:: EXCERPTED DATA ::
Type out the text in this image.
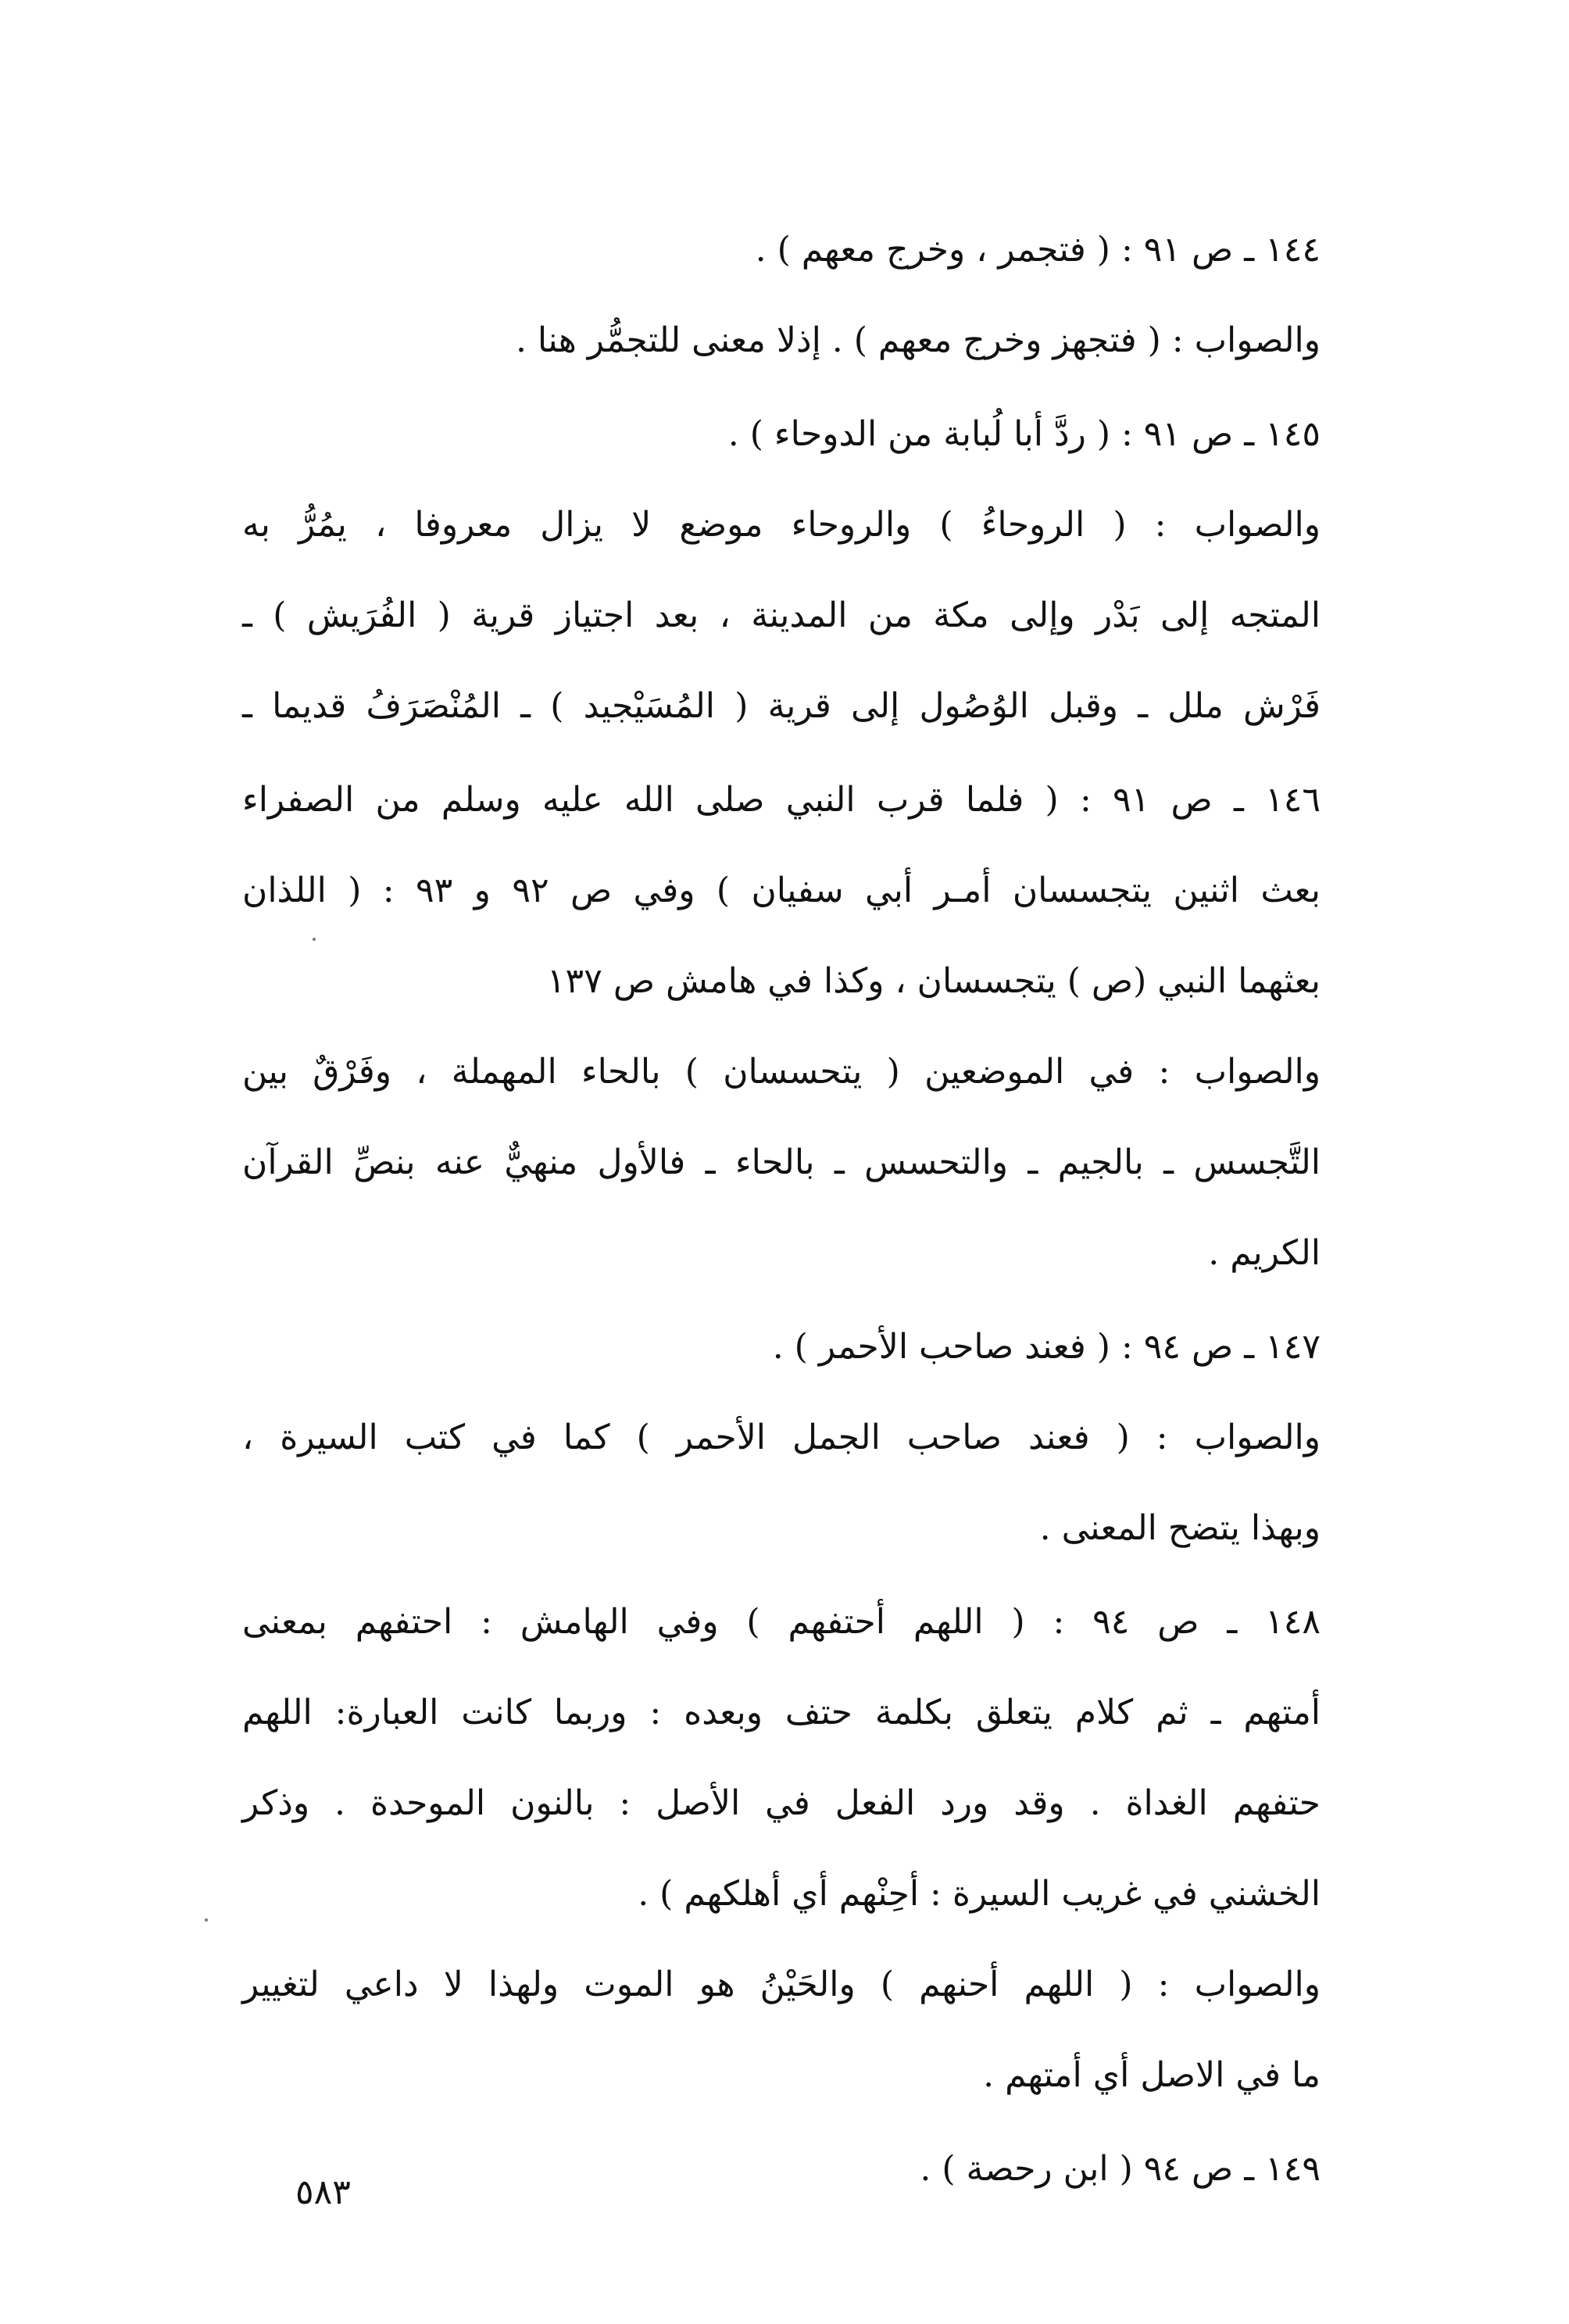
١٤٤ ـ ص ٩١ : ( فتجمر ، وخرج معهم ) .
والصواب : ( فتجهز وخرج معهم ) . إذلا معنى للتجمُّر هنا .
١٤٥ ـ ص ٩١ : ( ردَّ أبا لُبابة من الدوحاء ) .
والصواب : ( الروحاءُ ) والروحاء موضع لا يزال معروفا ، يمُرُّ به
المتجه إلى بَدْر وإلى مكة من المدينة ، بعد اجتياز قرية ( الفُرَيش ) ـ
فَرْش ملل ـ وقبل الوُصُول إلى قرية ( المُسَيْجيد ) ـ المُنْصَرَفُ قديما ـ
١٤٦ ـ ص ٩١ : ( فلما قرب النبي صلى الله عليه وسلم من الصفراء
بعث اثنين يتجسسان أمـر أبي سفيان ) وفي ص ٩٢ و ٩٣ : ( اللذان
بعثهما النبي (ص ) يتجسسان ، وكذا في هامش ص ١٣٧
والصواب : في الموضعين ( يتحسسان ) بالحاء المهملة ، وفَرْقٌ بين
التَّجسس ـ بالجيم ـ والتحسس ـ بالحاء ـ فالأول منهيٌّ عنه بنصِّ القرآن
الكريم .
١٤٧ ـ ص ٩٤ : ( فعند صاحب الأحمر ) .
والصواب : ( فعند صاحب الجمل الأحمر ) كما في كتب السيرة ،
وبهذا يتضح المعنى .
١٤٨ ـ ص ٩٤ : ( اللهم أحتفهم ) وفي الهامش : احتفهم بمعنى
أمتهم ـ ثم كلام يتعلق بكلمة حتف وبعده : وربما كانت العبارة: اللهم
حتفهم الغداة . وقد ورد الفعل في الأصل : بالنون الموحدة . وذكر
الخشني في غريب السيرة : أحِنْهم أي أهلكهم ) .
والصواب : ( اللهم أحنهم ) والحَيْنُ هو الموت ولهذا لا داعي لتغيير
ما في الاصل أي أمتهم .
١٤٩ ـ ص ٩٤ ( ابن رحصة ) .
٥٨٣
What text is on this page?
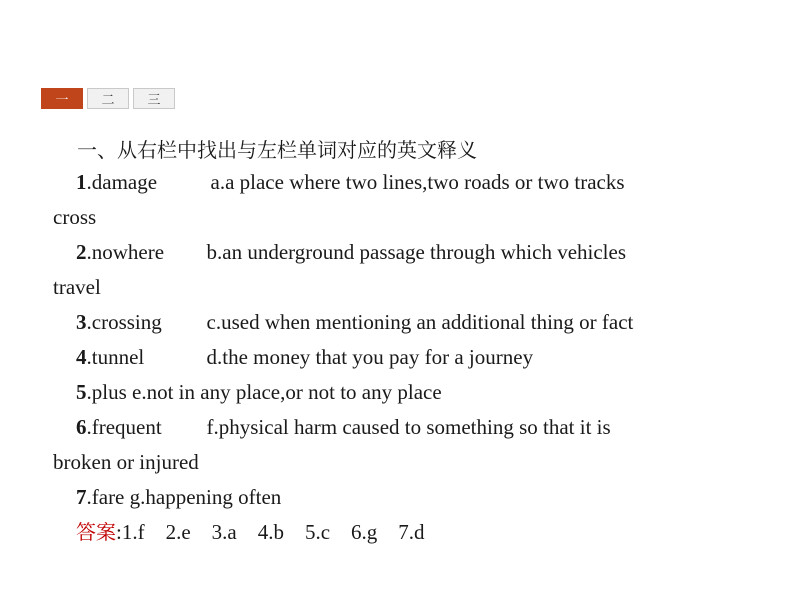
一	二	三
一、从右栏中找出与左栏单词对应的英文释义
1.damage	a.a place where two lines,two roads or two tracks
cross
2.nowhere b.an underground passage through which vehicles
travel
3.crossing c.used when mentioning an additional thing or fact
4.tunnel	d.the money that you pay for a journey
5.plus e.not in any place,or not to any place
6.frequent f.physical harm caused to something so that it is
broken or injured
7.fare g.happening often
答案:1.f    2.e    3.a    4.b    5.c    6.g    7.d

:: AIM ::
Make an exact copy of the lines of the records from the line containing "What text is on this page?" through the final line, both ends included, but not of the pictures.

:: EXERCISE ANSWER ::
What text is on this page?
一	二	三
一、从右栏中找出与左栏单词对应的英文释义
1.damage	a.a place where two lines,two roads or two tracks
cross
2.nowhere b.an underground passage through which vehicles
travel
3.crossing c.used when mentioning an additional thing or fact
4.tunnel	d.the money that you pay for a journey
5.plus e.not in any place,or not to any place
6.frequent f.physical harm caused to something so that it is
broken or injured
7.fare g.happening often
答案:1.f    2.e    3.a    4.b    5.c    6.g    7.d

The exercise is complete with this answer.